**LISTED RECORDS:**
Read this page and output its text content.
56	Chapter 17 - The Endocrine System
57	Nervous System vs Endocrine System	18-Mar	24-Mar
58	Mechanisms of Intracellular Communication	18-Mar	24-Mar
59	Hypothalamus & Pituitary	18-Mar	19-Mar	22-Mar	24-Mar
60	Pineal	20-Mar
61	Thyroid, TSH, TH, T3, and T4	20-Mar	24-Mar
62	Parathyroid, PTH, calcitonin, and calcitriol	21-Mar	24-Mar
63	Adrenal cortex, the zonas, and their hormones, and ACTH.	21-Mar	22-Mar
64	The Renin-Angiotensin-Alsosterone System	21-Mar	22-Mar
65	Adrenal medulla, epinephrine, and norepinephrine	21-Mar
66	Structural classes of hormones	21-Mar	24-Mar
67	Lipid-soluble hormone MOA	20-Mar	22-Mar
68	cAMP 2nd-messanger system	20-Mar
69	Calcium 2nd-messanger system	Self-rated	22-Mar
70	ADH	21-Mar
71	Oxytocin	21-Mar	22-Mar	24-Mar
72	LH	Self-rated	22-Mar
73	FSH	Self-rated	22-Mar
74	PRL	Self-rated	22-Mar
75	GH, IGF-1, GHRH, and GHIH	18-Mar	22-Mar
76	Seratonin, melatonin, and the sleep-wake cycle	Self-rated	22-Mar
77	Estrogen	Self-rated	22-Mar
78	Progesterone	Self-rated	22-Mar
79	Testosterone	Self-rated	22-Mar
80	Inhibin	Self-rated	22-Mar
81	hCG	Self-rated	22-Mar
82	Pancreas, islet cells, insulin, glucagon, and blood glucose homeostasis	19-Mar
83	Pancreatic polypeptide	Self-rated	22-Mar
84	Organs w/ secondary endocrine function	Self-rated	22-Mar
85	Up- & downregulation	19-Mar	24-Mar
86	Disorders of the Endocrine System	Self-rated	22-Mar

**YOUR GOAL:** The full set of data above must come back exactly as written.

**PROBLEM SOLUTION:**
Read this page and output its text content.
56	Chapter 17 - The Endocrine System
57	Nervous System vs Endocrine System	18-Mar	24-Mar
58	Mechanisms of Intracellular Communication	18-Mar	24-Mar
59	Hypothalamus & Pituitary	18-Mar	19-Mar	22-Mar	24-Mar
60	Pineal	20-Mar
61	Thyroid, TSH, TH, T3, and T4	20-Mar	24-Mar
62	Parathyroid, PTH, calcitonin, and calcitriol	21-Mar	24-Mar
63	Adrenal cortex, the zonas, and their hormones, and ACTH.	21-Mar	22-Mar
64	The Renin-Angiotensin-Alsosterone System	21-Mar	22-Mar
65	Adrenal medulla, epinephrine, and norepinephrine	21-Mar
66	Structural classes of hormones	21-Mar	24-Mar
67	Lipid-soluble hormone MOA	20-Mar	22-Mar
68	cAMP 2nd-messanger system	20-Mar
69	Calcium 2nd-messanger system	Self-rated	22-Mar
70	ADH	21-Mar
71	Oxytocin	21-Mar	22-Mar	24-Mar
72	LH	Self-rated	22-Mar
73	FSH	Self-rated	22-Mar
74	PRL	Self-rated	22-Mar
75	GH, IGF-1, GHRH, and GHIH	18-Mar	22-Mar
76	Seratonin, melatonin, and the sleep-wake cycle	Self-rated	22-Mar
77	Estrogen	Self-rated	22-Mar
78	Progesterone	Self-rated	22-Mar
79	Testosterone	Self-rated	22-Mar
80	Inhibin	Self-rated	22-Mar
81	hCG	Self-rated	22-Mar
82	Pancreas, islet cells, insulin, glucagon, and blood glucose homeostasis	19-Mar
83	Pancreatic polypeptide	Self-rated	22-Mar
84	Organs w/ secondary endocrine function	Self-rated	22-Mar
85	Up- & downregulation	19-Mar	24-Mar
86	Disorders of the Endocrine System	Self-rated	22-Mar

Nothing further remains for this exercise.